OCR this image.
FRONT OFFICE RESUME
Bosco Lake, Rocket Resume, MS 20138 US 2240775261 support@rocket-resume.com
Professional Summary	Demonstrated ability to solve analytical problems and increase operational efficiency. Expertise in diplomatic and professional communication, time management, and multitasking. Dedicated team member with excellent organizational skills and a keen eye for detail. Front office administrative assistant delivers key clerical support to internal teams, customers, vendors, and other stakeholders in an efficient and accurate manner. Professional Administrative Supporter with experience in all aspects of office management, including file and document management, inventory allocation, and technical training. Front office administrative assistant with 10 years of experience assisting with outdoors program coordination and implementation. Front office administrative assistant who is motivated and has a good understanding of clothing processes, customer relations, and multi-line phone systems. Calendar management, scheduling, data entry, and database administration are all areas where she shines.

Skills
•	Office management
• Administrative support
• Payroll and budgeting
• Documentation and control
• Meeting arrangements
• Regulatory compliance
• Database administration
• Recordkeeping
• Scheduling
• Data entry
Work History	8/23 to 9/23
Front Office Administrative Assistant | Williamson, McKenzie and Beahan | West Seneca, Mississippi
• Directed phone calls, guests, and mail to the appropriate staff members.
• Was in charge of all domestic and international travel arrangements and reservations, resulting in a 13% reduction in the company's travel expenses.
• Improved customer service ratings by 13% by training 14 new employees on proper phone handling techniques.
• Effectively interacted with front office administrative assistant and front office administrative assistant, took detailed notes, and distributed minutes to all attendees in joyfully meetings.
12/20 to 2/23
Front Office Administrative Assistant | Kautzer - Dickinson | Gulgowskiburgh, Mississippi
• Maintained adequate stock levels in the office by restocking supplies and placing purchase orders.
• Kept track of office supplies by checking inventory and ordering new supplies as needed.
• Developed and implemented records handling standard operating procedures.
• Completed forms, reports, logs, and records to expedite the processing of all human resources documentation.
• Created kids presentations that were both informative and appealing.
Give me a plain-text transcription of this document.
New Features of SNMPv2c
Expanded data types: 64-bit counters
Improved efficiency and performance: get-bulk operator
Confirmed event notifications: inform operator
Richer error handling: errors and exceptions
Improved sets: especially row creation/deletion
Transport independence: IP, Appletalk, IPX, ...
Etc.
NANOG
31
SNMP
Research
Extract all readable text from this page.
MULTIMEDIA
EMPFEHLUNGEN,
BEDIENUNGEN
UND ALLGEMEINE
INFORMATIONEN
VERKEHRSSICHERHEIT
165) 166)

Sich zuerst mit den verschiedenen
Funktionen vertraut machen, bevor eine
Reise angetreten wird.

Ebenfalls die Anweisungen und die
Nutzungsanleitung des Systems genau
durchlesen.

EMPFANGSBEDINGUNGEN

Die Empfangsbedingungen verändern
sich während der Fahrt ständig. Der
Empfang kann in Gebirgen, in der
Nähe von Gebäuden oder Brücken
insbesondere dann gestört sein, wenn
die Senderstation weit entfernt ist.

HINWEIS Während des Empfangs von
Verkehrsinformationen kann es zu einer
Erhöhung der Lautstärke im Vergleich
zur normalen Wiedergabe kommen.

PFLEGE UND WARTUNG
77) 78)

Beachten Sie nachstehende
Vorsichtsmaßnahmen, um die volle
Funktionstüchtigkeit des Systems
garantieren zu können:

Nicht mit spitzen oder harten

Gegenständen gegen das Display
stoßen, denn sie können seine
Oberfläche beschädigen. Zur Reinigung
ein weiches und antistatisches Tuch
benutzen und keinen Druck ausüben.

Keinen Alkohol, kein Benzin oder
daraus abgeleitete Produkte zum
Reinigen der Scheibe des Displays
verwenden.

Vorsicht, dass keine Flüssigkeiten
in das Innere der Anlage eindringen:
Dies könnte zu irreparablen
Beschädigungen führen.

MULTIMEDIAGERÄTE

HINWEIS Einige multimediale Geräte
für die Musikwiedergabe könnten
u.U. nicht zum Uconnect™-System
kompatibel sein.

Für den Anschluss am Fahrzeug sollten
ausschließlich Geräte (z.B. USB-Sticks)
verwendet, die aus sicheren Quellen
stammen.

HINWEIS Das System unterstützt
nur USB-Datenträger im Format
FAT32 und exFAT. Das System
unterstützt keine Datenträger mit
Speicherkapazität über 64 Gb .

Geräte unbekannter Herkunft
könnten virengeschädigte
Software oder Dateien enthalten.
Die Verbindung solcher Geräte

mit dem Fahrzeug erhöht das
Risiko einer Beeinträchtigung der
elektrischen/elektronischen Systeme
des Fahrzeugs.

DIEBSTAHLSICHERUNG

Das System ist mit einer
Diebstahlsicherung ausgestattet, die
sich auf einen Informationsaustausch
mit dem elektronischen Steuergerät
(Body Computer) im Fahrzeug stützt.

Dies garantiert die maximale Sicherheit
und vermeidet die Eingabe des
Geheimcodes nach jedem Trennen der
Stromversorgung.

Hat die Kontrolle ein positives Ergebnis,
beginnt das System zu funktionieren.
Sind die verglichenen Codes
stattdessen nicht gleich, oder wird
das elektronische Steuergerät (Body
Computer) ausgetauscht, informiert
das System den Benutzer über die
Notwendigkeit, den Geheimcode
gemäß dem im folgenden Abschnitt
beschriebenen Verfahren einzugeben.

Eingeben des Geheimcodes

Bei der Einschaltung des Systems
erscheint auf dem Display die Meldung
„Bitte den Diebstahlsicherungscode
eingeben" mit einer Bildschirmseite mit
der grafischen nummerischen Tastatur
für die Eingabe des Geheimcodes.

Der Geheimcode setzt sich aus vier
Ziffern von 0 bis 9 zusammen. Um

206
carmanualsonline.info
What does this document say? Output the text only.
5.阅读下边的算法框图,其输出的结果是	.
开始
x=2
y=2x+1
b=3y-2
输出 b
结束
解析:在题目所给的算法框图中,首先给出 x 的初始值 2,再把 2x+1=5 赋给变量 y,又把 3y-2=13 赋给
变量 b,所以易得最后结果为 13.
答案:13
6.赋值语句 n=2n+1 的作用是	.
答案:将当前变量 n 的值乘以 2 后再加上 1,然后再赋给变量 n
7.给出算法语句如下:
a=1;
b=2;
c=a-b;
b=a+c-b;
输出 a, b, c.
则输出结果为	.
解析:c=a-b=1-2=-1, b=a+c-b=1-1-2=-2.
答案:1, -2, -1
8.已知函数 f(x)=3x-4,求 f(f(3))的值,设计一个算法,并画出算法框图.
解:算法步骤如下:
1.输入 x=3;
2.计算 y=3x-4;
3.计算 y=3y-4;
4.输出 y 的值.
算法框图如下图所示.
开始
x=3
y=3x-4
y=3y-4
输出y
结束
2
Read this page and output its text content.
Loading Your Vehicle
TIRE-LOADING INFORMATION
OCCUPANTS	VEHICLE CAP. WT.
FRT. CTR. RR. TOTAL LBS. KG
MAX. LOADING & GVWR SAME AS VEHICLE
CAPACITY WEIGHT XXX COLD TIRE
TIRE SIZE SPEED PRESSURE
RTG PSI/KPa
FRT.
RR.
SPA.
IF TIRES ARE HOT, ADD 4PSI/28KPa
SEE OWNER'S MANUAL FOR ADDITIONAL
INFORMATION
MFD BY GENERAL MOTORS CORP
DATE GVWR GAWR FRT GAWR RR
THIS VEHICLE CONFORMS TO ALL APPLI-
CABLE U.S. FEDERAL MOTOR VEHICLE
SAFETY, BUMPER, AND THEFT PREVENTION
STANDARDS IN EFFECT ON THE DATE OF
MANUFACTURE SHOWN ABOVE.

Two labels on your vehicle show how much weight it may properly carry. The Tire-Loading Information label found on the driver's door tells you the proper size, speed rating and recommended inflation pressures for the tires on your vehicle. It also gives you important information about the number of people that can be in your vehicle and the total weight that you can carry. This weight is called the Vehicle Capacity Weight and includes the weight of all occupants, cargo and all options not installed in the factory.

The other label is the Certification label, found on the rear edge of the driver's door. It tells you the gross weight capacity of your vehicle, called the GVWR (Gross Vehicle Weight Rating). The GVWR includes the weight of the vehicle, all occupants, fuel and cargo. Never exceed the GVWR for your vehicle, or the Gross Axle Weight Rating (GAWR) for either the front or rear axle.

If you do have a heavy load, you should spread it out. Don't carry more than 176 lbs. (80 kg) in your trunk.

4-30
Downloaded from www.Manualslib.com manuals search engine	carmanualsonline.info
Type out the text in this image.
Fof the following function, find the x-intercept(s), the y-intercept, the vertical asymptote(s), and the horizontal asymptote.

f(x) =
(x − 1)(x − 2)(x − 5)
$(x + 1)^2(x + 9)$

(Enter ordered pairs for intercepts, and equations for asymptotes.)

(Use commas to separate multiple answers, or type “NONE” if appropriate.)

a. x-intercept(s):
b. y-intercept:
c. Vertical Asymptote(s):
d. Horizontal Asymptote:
···
## WHAT IS BEING ASKED
Copy out the lines in which the string "carmanualsonline" appears.

## FINISHED EXERCISE
carmanualsonline.info
Downloaded from www.Manualslib.com manuals search engine	carmanualsonline.info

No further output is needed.